Brief
Find every line in the records that holds the string "PICKLEBALL". Copy each one.

Data provided
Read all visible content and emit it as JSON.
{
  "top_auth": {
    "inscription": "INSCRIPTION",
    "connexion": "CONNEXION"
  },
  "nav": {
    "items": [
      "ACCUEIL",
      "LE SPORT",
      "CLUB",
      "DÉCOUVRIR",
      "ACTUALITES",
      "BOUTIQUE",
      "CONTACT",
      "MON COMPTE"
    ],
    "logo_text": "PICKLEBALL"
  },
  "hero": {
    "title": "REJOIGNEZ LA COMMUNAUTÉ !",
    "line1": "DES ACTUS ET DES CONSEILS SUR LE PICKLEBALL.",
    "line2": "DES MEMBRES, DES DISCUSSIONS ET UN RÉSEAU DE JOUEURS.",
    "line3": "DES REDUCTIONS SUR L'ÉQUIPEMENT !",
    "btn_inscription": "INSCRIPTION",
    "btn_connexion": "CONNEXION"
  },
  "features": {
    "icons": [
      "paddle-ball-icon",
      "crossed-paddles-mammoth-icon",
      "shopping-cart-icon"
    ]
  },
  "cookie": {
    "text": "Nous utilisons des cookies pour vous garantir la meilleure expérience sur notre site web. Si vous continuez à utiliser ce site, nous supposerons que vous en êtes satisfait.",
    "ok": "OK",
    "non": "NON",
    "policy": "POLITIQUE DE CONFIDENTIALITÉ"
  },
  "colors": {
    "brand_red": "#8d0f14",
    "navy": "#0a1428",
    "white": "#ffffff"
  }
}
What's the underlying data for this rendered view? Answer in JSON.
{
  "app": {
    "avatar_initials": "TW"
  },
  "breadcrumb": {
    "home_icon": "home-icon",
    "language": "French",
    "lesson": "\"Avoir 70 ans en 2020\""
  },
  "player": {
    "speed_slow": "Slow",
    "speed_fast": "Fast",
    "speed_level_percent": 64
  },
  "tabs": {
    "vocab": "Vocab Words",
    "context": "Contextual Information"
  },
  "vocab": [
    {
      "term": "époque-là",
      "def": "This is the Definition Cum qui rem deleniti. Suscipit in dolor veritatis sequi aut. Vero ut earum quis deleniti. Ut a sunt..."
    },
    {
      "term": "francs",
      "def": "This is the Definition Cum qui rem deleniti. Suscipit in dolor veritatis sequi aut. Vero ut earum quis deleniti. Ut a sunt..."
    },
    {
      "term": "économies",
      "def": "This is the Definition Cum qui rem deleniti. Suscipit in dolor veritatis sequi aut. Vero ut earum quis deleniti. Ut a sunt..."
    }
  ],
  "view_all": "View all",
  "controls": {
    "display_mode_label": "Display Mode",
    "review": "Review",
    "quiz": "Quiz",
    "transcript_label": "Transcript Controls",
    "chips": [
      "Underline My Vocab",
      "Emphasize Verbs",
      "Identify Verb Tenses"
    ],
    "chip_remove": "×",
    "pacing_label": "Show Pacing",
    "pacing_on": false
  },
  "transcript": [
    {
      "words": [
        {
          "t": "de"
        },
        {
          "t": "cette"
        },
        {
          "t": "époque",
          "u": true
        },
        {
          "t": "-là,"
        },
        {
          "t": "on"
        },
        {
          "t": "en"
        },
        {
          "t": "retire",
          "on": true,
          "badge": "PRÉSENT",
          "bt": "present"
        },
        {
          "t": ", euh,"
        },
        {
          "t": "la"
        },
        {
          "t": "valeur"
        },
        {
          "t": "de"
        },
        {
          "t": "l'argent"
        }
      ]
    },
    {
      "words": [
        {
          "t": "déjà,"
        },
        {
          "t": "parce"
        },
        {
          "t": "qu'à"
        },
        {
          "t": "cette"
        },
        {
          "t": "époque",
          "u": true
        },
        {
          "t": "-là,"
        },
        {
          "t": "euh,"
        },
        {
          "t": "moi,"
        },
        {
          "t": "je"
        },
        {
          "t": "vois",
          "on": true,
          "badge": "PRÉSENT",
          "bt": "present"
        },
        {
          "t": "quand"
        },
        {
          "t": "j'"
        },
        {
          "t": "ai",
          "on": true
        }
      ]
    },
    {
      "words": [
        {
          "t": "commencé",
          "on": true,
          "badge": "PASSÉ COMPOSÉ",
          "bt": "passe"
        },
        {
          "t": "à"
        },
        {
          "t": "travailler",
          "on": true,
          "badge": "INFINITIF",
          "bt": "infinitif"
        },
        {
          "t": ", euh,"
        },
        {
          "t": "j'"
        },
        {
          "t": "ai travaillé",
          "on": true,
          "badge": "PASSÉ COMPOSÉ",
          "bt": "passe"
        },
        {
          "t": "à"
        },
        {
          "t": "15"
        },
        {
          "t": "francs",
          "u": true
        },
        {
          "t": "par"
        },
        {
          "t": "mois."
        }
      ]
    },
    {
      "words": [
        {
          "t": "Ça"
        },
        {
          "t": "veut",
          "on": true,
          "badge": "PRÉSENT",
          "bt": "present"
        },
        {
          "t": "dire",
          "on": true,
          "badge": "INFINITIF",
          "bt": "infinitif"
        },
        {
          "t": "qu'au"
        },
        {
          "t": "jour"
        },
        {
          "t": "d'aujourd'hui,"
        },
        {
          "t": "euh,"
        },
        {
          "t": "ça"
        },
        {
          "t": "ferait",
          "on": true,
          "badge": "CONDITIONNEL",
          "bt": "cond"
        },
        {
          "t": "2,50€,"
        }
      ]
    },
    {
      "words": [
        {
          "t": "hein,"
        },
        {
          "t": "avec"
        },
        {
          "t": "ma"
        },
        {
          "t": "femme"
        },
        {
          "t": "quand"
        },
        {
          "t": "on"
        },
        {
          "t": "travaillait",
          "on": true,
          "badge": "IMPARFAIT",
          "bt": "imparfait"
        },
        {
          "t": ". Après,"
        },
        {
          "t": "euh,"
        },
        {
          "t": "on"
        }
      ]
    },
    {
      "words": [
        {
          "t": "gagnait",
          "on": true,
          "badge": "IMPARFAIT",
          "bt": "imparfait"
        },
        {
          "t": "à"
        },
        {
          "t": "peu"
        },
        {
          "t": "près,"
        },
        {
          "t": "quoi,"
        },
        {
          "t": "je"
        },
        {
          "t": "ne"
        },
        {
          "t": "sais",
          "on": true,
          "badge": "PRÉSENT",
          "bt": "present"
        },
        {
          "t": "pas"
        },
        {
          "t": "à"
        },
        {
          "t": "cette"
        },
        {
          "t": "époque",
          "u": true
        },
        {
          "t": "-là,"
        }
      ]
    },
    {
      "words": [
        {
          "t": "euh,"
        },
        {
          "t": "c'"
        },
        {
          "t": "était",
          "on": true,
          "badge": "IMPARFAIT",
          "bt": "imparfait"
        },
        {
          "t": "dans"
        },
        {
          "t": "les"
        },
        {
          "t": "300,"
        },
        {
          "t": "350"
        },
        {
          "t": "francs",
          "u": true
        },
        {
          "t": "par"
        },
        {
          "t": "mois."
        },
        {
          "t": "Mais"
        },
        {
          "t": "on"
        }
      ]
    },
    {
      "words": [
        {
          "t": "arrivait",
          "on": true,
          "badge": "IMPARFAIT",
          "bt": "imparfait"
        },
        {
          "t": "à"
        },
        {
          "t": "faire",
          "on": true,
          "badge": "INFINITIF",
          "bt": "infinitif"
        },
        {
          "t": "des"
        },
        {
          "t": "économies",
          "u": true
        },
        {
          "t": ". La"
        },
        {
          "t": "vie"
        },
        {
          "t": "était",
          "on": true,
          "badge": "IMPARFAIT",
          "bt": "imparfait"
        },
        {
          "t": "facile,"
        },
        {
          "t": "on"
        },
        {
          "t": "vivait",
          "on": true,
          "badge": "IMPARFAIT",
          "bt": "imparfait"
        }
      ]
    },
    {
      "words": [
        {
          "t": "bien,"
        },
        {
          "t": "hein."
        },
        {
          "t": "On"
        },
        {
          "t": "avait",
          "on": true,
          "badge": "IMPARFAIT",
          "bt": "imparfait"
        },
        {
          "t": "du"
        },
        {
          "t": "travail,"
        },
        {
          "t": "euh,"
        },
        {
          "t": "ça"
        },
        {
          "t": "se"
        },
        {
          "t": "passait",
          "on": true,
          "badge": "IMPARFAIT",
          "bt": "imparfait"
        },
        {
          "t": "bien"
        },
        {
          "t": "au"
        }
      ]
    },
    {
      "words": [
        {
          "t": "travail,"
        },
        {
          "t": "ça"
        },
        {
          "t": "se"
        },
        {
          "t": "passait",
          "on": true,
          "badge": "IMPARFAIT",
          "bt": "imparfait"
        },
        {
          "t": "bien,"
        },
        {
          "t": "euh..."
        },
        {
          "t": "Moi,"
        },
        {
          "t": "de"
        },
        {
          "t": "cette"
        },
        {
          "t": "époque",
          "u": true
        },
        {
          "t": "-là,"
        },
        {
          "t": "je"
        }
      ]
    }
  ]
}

Correct output
    "logo_text": "PICKLEBALL"
    "line1": "DES ACTUS ET DES CONSEILS SUR LE PICKLEBALL.",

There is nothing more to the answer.